## Exercise task
Wherever the word "service" appears in a line, copy that line.

--------

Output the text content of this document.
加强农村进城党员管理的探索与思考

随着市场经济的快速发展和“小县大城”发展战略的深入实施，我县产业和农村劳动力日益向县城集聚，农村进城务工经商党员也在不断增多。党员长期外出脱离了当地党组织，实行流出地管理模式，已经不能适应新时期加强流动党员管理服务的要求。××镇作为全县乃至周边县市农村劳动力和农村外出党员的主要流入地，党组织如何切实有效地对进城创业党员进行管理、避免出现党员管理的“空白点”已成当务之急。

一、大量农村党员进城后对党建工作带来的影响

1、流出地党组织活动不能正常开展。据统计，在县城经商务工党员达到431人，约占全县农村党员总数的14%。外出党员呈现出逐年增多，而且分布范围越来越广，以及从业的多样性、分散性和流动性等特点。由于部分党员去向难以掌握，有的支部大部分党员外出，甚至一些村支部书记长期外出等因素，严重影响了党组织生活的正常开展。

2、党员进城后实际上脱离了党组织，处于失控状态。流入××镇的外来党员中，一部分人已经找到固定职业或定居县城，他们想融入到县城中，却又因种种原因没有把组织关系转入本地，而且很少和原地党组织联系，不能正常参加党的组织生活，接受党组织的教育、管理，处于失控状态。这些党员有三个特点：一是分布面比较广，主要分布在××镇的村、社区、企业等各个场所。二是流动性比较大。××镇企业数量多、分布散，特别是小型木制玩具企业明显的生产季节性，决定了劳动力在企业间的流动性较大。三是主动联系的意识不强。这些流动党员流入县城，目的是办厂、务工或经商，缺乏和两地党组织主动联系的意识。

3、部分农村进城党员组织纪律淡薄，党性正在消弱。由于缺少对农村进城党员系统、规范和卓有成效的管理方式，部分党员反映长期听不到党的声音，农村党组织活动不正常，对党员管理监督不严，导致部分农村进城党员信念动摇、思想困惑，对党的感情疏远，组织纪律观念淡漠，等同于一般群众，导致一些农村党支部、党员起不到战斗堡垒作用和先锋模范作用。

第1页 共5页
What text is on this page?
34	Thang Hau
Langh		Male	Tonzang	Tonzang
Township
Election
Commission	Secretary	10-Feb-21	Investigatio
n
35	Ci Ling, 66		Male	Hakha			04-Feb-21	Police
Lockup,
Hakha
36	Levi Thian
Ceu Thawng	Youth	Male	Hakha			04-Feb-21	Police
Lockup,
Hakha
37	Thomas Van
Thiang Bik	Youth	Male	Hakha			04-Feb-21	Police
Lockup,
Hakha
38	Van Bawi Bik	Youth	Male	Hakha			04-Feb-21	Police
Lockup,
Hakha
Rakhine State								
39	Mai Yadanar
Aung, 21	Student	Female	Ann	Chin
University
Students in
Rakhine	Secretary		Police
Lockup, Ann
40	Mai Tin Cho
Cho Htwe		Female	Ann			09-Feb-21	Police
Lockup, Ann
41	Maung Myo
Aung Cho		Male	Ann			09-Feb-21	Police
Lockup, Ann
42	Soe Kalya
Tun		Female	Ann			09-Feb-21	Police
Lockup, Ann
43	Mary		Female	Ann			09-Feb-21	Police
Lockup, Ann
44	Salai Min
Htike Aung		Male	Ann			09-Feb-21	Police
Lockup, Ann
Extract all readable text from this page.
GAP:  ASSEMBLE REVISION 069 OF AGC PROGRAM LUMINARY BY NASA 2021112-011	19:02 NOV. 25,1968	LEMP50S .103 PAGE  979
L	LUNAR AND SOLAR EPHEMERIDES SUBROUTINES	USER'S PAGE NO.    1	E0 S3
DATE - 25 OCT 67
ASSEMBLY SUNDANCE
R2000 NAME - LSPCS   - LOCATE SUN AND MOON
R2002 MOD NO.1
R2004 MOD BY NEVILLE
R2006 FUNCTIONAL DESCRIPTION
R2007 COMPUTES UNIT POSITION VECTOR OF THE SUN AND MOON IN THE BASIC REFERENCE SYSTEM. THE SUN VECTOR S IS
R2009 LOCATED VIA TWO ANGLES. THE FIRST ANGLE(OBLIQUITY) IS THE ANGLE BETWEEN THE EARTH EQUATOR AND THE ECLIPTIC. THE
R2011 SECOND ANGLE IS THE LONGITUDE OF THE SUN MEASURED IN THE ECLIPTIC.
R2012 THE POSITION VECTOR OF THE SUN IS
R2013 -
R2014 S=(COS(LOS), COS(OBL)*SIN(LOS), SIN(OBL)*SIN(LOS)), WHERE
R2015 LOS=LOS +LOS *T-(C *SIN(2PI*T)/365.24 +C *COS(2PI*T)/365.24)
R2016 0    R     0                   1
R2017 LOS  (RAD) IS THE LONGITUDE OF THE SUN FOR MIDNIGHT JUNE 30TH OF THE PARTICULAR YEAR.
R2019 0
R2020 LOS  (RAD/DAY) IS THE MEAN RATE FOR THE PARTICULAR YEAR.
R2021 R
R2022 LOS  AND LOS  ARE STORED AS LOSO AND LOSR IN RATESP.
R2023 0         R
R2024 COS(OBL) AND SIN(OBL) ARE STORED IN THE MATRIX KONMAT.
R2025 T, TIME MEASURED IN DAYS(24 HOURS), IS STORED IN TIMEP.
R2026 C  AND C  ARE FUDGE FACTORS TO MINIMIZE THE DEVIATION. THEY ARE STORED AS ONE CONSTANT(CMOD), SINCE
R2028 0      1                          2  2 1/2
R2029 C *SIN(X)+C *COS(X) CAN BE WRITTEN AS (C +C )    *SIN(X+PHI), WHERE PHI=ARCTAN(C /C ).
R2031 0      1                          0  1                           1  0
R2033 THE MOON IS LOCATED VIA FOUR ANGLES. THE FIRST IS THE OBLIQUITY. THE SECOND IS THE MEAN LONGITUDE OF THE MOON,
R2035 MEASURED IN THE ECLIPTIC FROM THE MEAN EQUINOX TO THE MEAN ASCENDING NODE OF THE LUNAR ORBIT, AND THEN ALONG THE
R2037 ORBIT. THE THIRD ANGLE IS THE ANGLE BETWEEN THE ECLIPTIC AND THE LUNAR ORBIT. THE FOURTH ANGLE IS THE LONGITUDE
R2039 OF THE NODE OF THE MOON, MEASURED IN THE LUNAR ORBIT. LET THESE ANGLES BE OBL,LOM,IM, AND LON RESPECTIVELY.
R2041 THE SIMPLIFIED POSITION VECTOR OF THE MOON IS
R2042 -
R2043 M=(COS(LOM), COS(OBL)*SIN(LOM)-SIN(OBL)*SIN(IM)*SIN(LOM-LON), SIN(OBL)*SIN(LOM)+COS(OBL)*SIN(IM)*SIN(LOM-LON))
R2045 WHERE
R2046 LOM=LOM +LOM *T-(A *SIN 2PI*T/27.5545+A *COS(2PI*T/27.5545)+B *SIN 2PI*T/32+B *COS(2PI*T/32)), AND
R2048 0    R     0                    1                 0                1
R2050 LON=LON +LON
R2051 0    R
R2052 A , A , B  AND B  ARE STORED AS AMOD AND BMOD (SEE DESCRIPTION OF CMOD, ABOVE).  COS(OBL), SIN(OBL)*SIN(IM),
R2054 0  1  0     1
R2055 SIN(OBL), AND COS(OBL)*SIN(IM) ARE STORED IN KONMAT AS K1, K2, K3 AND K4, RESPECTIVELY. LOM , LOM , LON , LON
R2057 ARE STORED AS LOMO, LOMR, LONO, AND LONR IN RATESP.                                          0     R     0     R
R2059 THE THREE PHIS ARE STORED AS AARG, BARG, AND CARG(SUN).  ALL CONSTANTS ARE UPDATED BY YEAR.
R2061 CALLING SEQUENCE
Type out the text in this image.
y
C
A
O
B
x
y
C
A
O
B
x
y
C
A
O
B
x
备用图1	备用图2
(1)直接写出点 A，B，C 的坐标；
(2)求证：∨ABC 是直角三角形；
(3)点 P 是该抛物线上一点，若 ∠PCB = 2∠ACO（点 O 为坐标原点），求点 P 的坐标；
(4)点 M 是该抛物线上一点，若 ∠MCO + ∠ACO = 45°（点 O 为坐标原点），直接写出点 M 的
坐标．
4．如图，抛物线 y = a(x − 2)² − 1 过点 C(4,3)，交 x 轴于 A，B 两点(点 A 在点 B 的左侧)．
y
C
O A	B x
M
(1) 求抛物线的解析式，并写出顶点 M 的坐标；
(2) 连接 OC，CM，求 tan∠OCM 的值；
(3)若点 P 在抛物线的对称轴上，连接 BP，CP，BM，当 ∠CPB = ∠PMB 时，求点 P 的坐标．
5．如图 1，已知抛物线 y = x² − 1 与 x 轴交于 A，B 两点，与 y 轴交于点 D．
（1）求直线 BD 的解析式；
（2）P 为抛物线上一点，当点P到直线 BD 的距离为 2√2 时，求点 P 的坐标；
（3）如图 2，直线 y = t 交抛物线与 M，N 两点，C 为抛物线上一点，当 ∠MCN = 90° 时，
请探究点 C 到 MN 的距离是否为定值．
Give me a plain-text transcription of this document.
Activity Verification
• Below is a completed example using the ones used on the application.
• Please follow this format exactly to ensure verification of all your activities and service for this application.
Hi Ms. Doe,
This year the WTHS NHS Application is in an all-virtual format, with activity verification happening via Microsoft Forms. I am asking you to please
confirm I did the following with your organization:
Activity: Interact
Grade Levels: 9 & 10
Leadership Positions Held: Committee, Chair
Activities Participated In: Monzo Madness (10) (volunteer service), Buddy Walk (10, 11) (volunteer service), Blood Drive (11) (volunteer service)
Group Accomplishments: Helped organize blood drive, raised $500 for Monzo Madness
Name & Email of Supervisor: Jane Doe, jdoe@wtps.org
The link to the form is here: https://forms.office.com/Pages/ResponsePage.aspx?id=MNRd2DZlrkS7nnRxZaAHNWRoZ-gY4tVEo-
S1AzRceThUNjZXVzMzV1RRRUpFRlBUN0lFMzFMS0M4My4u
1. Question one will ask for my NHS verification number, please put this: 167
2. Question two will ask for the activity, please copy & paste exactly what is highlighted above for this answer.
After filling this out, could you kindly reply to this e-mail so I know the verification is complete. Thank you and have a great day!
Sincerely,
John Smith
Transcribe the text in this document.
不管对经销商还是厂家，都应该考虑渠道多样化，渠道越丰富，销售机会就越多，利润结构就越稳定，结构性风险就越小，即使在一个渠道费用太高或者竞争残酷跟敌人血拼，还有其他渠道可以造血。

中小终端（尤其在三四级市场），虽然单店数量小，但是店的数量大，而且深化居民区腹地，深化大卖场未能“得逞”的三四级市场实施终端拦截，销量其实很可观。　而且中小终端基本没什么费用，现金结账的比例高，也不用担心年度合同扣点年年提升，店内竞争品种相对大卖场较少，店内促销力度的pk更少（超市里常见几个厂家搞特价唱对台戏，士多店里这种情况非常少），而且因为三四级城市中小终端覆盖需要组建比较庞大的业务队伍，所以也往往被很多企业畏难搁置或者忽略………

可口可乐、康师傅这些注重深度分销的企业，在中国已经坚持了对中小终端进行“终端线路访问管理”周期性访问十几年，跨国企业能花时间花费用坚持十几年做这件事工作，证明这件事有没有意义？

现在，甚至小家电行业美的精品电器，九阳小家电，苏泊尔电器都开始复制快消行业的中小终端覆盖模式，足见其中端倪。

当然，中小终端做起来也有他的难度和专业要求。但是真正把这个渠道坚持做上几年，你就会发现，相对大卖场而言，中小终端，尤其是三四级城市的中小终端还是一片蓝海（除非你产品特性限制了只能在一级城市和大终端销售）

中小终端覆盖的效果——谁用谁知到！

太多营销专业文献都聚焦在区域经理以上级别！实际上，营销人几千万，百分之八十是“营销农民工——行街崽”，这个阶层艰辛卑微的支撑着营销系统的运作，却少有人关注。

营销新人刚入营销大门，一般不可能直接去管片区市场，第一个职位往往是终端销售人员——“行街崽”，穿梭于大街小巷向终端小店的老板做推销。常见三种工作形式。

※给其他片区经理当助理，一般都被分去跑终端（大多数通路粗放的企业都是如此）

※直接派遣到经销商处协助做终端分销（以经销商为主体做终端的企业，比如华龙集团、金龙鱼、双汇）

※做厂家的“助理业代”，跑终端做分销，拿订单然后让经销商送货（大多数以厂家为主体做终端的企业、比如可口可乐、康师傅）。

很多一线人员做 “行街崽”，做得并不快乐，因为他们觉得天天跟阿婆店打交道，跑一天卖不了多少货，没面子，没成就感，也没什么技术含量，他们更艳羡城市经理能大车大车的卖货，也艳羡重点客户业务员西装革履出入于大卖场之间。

--------

## In response
• Please follow this format exactly to ensure verification of all your activities and service for this application.
Activities Participated In: Monzo Madness (10) (volunteer service), Buddy Walk (10, 11) (volunteer service), Blood Drive (11) (volunteer service)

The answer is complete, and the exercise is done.